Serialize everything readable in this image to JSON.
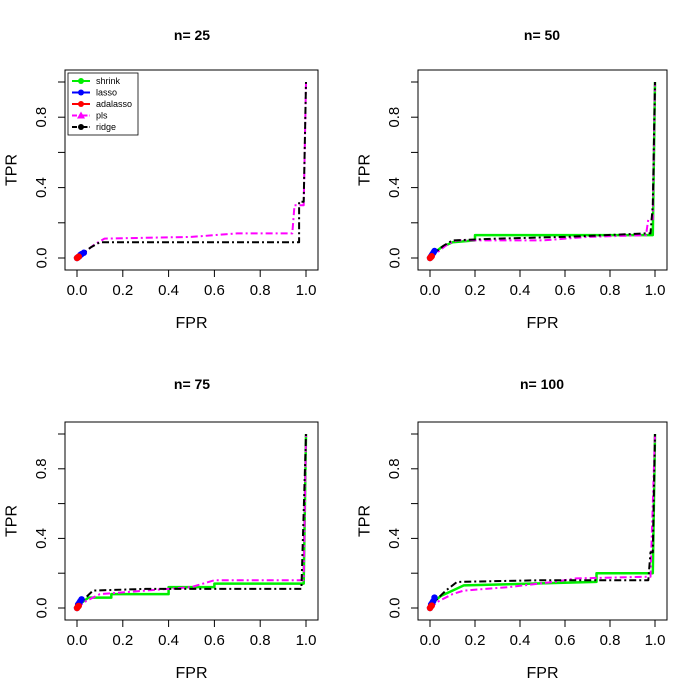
{
  "chart_data": {
    "type": "line",
    "x_label": "FPR",
    "y_label": "TPR",
    "xlim": [
      0,
      1
    ],
    "ylim": [
      0,
      1
    ],
    "x_ticks": [
      "0.0",
      "0.2",
      "0.4",
      "0.6",
      "0.8",
      "1.0"
    ],
    "y_ticks": [
      "0.0",
      "0.4",
      "0.8"
    ],
    "legend": {
      "placement": "top-left",
      "entries": [
        {
          "name": "shrink",
          "color": "#00ee00",
          "style": "solid",
          "marker": "circle"
        },
        {
          "name": "lasso",
          "color": "#0000ff",
          "style": "solid",
          "marker": "circle"
        },
        {
          "name": "adalasso",
          "color": "#ff0000",
          "style": "solid",
          "marker": "circle"
        },
        {
          "name": "pls",
          "color": "#ff00ff",
          "style": "dashdot",
          "marker": "triangle"
        },
        {
          "name": "ridge",
          "color": "#000000",
          "style": "dashdot",
          "marker": "circle"
        }
      ]
    },
    "panels": [
      {
        "title": "n= 25",
        "series": [
          {
            "name": "pls",
            "points": [
              [
                0,
                0
              ],
              [
                0.04,
                0.04
              ],
              [
                0.08,
                0.08
              ],
              [
                0.12,
                0.11
              ],
              [
                0.5,
                0.12
              ],
              [
                0.7,
                0.14
              ],
              [
                0.94,
                0.14
              ],
              [
                0.95,
                0.3
              ],
              [
                0.99,
                0.3
              ],
              [
                1,
                1
              ]
            ]
          },
          {
            "name": "ridge",
            "points": [
              [
                0,
                0
              ],
              [
                0.03,
                0.03
              ],
              [
                0.06,
                0.06
              ],
              [
                0.1,
                0.09
              ],
              [
                0.2,
                0.09
              ],
              [
                0.97,
                0.09
              ],
              [
                0.97,
                0.32
              ],
              [
                0.99,
                0.32
              ],
              [
                1,
                1
              ]
            ]
          },
          {
            "name": "lasso",
            "points": [
              [
                0,
                0
              ],
              [
                0.005,
                0.005
              ],
              [
                0.01,
                0.01
              ],
              [
                0.015,
                0.018
              ],
              [
                0.02,
                0.022
              ],
              [
                0.03,
                0.03
              ]
            ]
          },
          {
            "name": "adalasso",
            "points": [
              [
                0,
                0
              ],
              [
                0.003,
                0.003
              ],
              [
                0.005,
                0.005
              ],
              [
                0.008,
                0.008
              ]
            ]
          }
        ]
      },
      {
        "title": "n= 50",
        "series": [
          {
            "name": "shrink",
            "points": [
              [
                0,
                0
              ],
              [
                0.02,
                0.03
              ],
              [
                0.05,
                0.06
              ],
              [
                0.1,
                0.09
              ],
              [
                0.2,
                0.1
              ],
              [
                0.2,
                0.13
              ],
              [
                0.99,
                0.13
              ],
              [
                1,
                1
              ]
            ]
          },
          {
            "name": "pls",
            "points": [
              [
                0,
                0
              ],
              [
                0.04,
                0.04
              ],
              [
                0.08,
                0.08
              ],
              [
                0.12,
                0.1
              ],
              [
                0.5,
                0.1
              ],
              [
                0.7,
                0.12
              ],
              [
                0.96,
                0.13
              ],
              [
                0.97,
                0.22
              ],
              [
                0.99,
                0.22
              ],
              [
                1,
                1
              ]
            ]
          },
          {
            "name": "ridge",
            "points": [
              [
                0,
                0
              ],
              [
                0.03,
                0.04
              ],
              [
                0.06,
                0.07
              ],
              [
                0.1,
                0.1
              ],
              [
                0.3,
                0.11
              ],
              [
                0.6,
                0.12
              ],
              [
                0.96,
                0.14
              ],
              [
                0.98,
                0.14
              ],
              [
                0.99,
                0.3
              ],
              [
                1,
                1
              ]
            ]
          },
          {
            "name": "lasso",
            "points": [
              [
                0,
                0
              ],
              [
                0.005,
                0.01
              ],
              [
                0.01,
                0.02
              ],
              [
                0.015,
                0.03
              ],
              [
                0.02,
                0.04
              ]
            ]
          },
          {
            "name": "adalasso",
            "points": [
              [
                0,
                0
              ],
              [
                0.003,
                0.004
              ],
              [
                0.005,
                0.006
              ],
              [
                0.008,
                0.01
              ]
            ]
          }
        ]
      },
      {
        "title": "n= 75",
        "series": [
          {
            "name": "shrink",
            "points": [
              [
                0,
                0
              ],
              [
                0.02,
                0.03
              ],
              [
                0.05,
                0.06
              ],
              [
                0.15,
                0.06
              ],
              [
                0.15,
                0.08
              ],
              [
                0.4,
                0.08
              ],
              [
                0.4,
                0.12
              ],
              [
                0.6,
                0.12
              ],
              [
                0.6,
                0.14
              ],
              [
                0.99,
                0.14
              ],
              [
                1,
                1
              ]
            ]
          },
          {
            "name": "pls",
            "points": [
              [
                0,
                0
              ],
              [
                0.04,
                0.04
              ],
              [
                0.1,
                0.08
              ],
              [
                0.3,
                0.1
              ],
              [
                0.5,
                0.12
              ],
              [
                0.6,
                0.16
              ],
              [
                0.99,
                0.16
              ],
              [
                1,
                1
              ]
            ]
          },
          {
            "name": "ridge",
            "points": [
              [
                0,
                0
              ],
              [
                0.03,
                0.05
              ],
              [
                0.07,
                0.1
              ],
              [
                0.3,
                0.11
              ],
              [
                0.98,
                0.11
              ],
              [
                1,
                1
              ]
            ]
          },
          {
            "name": "lasso",
            "points": [
              [
                0,
                0
              ],
              [
                0.005,
                0.02
              ],
              [
                0.01,
                0.03
              ],
              [
                0.015,
                0.04
              ],
              [
                0.02,
                0.05
              ]
            ]
          },
          {
            "name": "adalasso",
            "points": [
              [
                0,
                0
              ],
              [
                0.003,
                0.005
              ],
              [
                0.005,
                0.01
              ],
              [
                0.008,
                0.012
              ]
            ]
          }
        ]
      },
      {
        "title": "n= 100",
        "series": [
          {
            "name": "shrink",
            "points": [
              [
                0,
                0
              ],
              [
                0.02,
                0.04
              ],
              [
                0.05,
                0.07
              ],
              [
                0.1,
                0.1
              ],
              [
                0.15,
                0.13
              ],
              [
                0.74,
                0.15
              ],
              [
                0.74,
                0.2
              ],
              [
                0.99,
                0.2
              ],
              [
                1,
                1
              ]
            ]
          },
          {
            "name": "pls",
            "points": [
              [
                0,
                0
              ],
              [
                0.04,
                0.04
              ],
              [
                0.1,
                0.08
              ],
              [
                0.15,
                0.1
              ],
              [
                0.35,
                0.12
              ],
              [
                0.55,
                0.15
              ],
              [
                0.65,
                0.17
              ],
              [
                0.98,
                0.18
              ],
              [
                1,
                1
              ]
            ]
          },
          {
            "name": "ridge",
            "points": [
              [
                0,
                0
              ],
              [
                0.03,
                0.05
              ],
              [
                0.07,
                0.1
              ],
              [
                0.12,
                0.15
              ],
              [
                0.5,
                0.16
              ],
              [
                0.97,
                0.16
              ],
              [
                0.98,
                0.32
              ],
              [
                0.99,
                0.32
              ],
              [
                1,
                1
              ]
            ]
          },
          {
            "name": "lasso",
            "points": [
              [
                0,
                0
              ],
              [
                0.005,
                0.02
              ],
              [
                0.01,
                0.03
              ],
              [
                0.015,
                0.04
              ],
              [
                0.02,
                0.06
              ]
            ]
          },
          {
            "name": "adalasso",
            "points": [
              [
                0,
                0
              ],
              [
                0.003,
                0.006
              ],
              [
                0.005,
                0.01
              ],
              [
                0.008,
                0.014
              ]
            ]
          }
        ]
      }
    ]
  }
}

********

→ **SET TASK**
Can you retype every record above exactly, leaving out the pictures?

→ **SOLUTION TO THE EXERCISE**
Serialize everything readable in this image to JSON.
{
  "chart_data": {
    "type": "line",
    "x_label": "FPR",
    "y_label": "TPR",
    "xlim": [
      0,
      1
    ],
    "ylim": [
      0,
      1
    ],
    "x_ticks": [
      "0.0",
      "0.2",
      "0.4",
      "0.6",
      "0.8",
      "1.0"
    ],
    "y_ticks": [
      "0.0",
      "0.4",
      "0.8"
    ],
    "legend": {
      "placement": "top-left",
      "entries": [
        {
          "name": "shrink",
          "color": "#00ee00",
          "style": "solid",
          "marker": "circle"
        },
        {
          "name": "lasso",
          "color": "#0000ff",
          "style": "solid",
          "marker": "circle"
        },
        {
          "name": "adalasso",
          "color": "#ff0000",
          "style": "solid",
          "marker": "circle"
        },
        {
          "name": "pls",
          "color": "#ff00ff",
          "style": "dashdot",
          "marker": "triangle"
        },
        {
          "name": "ridge",
          "color": "#000000",
          "style": "dashdot",
          "marker": "circle"
        }
      ]
    },
    "panels": [
      {
        "title": "n= 25",
        "series": [
          {
            "name": "pls",
            "points": [
              [
                0,
                0
              ],
              [
                0.04,
                0.04
              ],
              [
                0.08,
                0.08
              ],
              [
                0.12,
                0.11
              ],
              [
                0.5,
                0.12
              ],
              [
                0.7,
                0.14
              ],
              [
                0.94,
                0.14
              ],
              [
                0.95,
                0.3
              ],
              [
                0.99,
                0.3
              ],
              [
                1,
                1
              ]
            ]
          },
          {
            "name": "ridge",
            "points": [
              [
                0,
                0
              ],
              [
                0.03,
                0.03
              ],
              [
                0.06,
                0.06
              ],
              [
                0.1,
                0.09
              ],
              [
                0.2,
                0.09
              ],
              [
                0.97,
                0.09
              ],
              [
                0.97,
                0.32
              ],
              [
                0.99,
                0.32
              ],
              [
                1,
                1
              ]
            ]
          },
          {
            "name": "lasso",
            "points": [
              [
                0,
                0
              ],
              [
                0.005,
                0.005
              ],
              [
                0.01,
                0.01
              ],
              [
                0.015,
                0.018
              ],
              [
                0.02,
                0.022
              ],
              [
                0.03,
                0.03
              ]
            ]
          },
          {
            "name": "adalasso",
            "points": [
              [
                0,
                0
              ],
              [
                0.003,
                0.003
              ],
              [
                0.005,
                0.005
              ],
              [
                0.008,
                0.008
              ]
            ]
          }
        ]
      },
      {
        "title": "n= 50",
        "series": [
          {
            "name": "shrink",
            "points": [
              [
                0,
                0
              ],
              [
                0.02,
                0.03
              ],
              [
                0.05,
                0.06
              ],
              [
                0.1,
                0.09
              ],
              [
                0.2,
                0.1
              ],
              [
                0.2,
                0.13
              ],
              [
                0.99,
                0.13
              ],
              [
                1,
                1
              ]
            ]
          },
          {
            "name": "pls",
            "points": [
              [
                0,
                0
              ],
              [
                0.04,
                0.04
              ],
              [
                0.08,
                0.08
              ],
              [
                0.12,
                0.1
              ],
              [
                0.5,
                0.1
              ],
              [
                0.7,
                0.12
              ],
              [
                0.96,
                0.13
              ],
              [
                0.97,
                0.22
              ],
              [
                0.99,
                0.22
              ],
              [
                1,
                1
              ]
            ]
          },
          {
            "name": "ridge",
            "points": [
              [
                0,
                0
              ],
              [
                0.03,
                0.04
              ],
              [
                0.06,
                0.07
              ],
              [
                0.1,
                0.1
              ],
              [
                0.3,
                0.11
              ],
              [
                0.6,
                0.12
              ],
              [
                0.96,
                0.14
              ],
              [
                0.98,
                0.14
              ],
              [
                0.99,
                0.3
              ],
              [
                1,
                1
              ]
            ]
          },
          {
            "name": "lasso",
            "points": [
              [
                0,
                0
              ],
              [
                0.005,
                0.01
              ],
              [
                0.01,
                0.02
              ],
              [
                0.015,
                0.03
              ],
              [
                0.02,
                0.04
              ]
            ]
          },
          {
            "name": "adalasso",
            "points": [
              [
                0,
                0
              ],
              [
                0.003,
                0.004
              ],
              [
                0.005,
                0.006
              ],
              [
                0.008,
                0.01
              ]
            ]
          }
        ]
      },
      {
        "title": "n= 75",
        "series": [
          {
            "name": "shrink",
            "points": [
              [
                0,
                0
              ],
              [
                0.02,
                0.03
              ],
              [
                0.05,
                0.06
              ],
              [
                0.15,
                0.06
              ],
              [
                0.15,
                0.08
              ],
              [
                0.4,
                0.08
              ],
              [
                0.4,
                0.12
              ],
              [
                0.6,
                0.12
              ],
              [
                0.6,
                0.14
              ],
              [
                0.99,
                0.14
              ],
              [
                1,
                1
              ]
            ]
          },
          {
            "name": "pls",
            "points": [
              [
                0,
                0
              ],
              [
                0.04,
                0.04
              ],
              [
                0.1,
                0.08
              ],
              [
                0.3,
                0.1
              ],
              [
                0.5,
                0.12
              ],
              [
                0.6,
                0.16
              ],
              [
                0.99,
                0.16
              ],
              [
                1,
                1
              ]
            ]
          },
          {
            "name": "ridge",
            "points": [
              [
                0,
                0
              ],
              [
                0.03,
                0.05
              ],
              [
                0.07,
                0.1
              ],
              [
                0.3,
                0.11
              ],
              [
                0.98,
                0.11
              ],
              [
                1,
                1
              ]
            ]
          },
          {
            "name": "lasso",
            "points": [
              [
                0,
                0
              ],
              [
                0.005,
                0.02
              ],
              [
                0.01,
                0.03
              ],
              [
                0.015,
                0.04
              ],
              [
                0.02,
                0.05
              ]
            ]
          },
          {
            "name": "adalasso",
            "points": [
              [
                0,
                0
              ],
              [
                0.003,
                0.005
              ],
              [
                0.005,
                0.01
              ],
              [
                0.008,
                0.012
              ]
            ]
          }
        ]
      },
      {
        "title": "n= 100",
        "series": [
          {
            "name": "shrink",
            "points": [
              [
                0,
                0
              ],
              [
                0.02,
                0.04
              ],
              [
                0.05,
                0.07
              ],
              [
                0.1,
                0.1
              ],
              [
                0.15,
                0.13
              ],
              [
                0.74,
                0.15
              ],
              [
                0.74,
                0.2
              ],
              [
                0.99,
                0.2
              ],
              [
                1,
                1
              ]
            ]
          },
          {
            "name": "pls",
            "points": [
              [
                0,
                0
              ],
              [
                0.04,
                0.04
              ],
              [
                0.1,
                0.08
              ],
              [
                0.15,
                0.1
              ],
              [
                0.35,
                0.12
              ],
              [
                0.55,
                0.15
              ],
              [
                0.65,
                0.17
              ],
              [
                0.98,
                0.18
              ],
              [
                1,
                1
              ]
            ]
          },
          {
            "name": "ridge",
            "points": [
              [
                0,
                0
              ],
              [
                0.03,
                0.05
              ],
              [
                0.07,
                0.1
              ],
              [
                0.12,
                0.15
              ],
              [
                0.5,
                0.16
              ],
              [
                0.97,
                0.16
              ],
              [
                0.98,
                0.32
              ],
              [
                0.99,
                0.32
              ],
              [
                1,
                1
              ]
            ]
          },
          {
            "name": "lasso",
            "points": [
              [
                0,
                0
              ],
              [
                0.005,
                0.02
              ],
              [
                0.01,
                0.03
              ],
              [
                0.015,
                0.04
              ],
              [
                0.02,
                0.06
              ]
            ]
          },
          {
            "name": "adalasso",
            "points": [
              [
                0,
                0
              ],
              [
                0.003,
                0.006
              ],
              [
                0.005,
                0.01
              ],
              [
                0.008,
                0.014
              ]
            ]
          }
        ]
      }
    ]
  }
}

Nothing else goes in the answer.